* Source material:

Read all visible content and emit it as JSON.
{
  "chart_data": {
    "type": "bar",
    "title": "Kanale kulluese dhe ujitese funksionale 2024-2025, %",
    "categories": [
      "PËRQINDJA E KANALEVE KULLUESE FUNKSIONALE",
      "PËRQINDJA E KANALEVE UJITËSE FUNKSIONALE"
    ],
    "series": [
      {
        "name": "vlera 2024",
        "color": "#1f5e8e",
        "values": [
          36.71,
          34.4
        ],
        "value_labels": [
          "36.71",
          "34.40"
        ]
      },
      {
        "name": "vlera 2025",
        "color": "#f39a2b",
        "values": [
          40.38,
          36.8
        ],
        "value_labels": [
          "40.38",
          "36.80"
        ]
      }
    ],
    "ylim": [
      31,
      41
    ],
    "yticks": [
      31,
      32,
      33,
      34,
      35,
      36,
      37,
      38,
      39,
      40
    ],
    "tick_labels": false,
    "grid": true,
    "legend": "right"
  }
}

* Required task: Copy the records above exactly.

* Solution to this task:
Read all visible content and emit it as JSON.
{
  "chart_data": {
    "type": "bar",
    "title": "Kanale kulluese dhe ujitese funksionale 2024-2025, %",
    "categories": [
      "PËRQINDJA E KANALEVE KULLUESE FUNKSIONALE",
      "PËRQINDJA E KANALEVE UJITËSE FUNKSIONALE"
    ],
    "series": [
      {
        "name": "vlera 2024",
        "color": "#1f5e8e",
        "values": [
          36.71,
          34.4
        ],
        "value_labels": [
          "36.71",
          "34.40"
        ]
      },
      {
        "name": "vlera 2025",
        "color": "#f39a2b",
        "values": [
          40.38,
          36.8
        ],
        "value_labels": [
          "40.38",
          "36.80"
        ]
      }
    ],
    "ylim": [
      31,
      41
    ],
    "yticks": [
      31,
      32,
      33,
      34,
      35,
      36,
      37,
      38,
      39,
      40
    ],
    "tick_labels": false,
    "grid": true,
    "legend": "right"
  }
}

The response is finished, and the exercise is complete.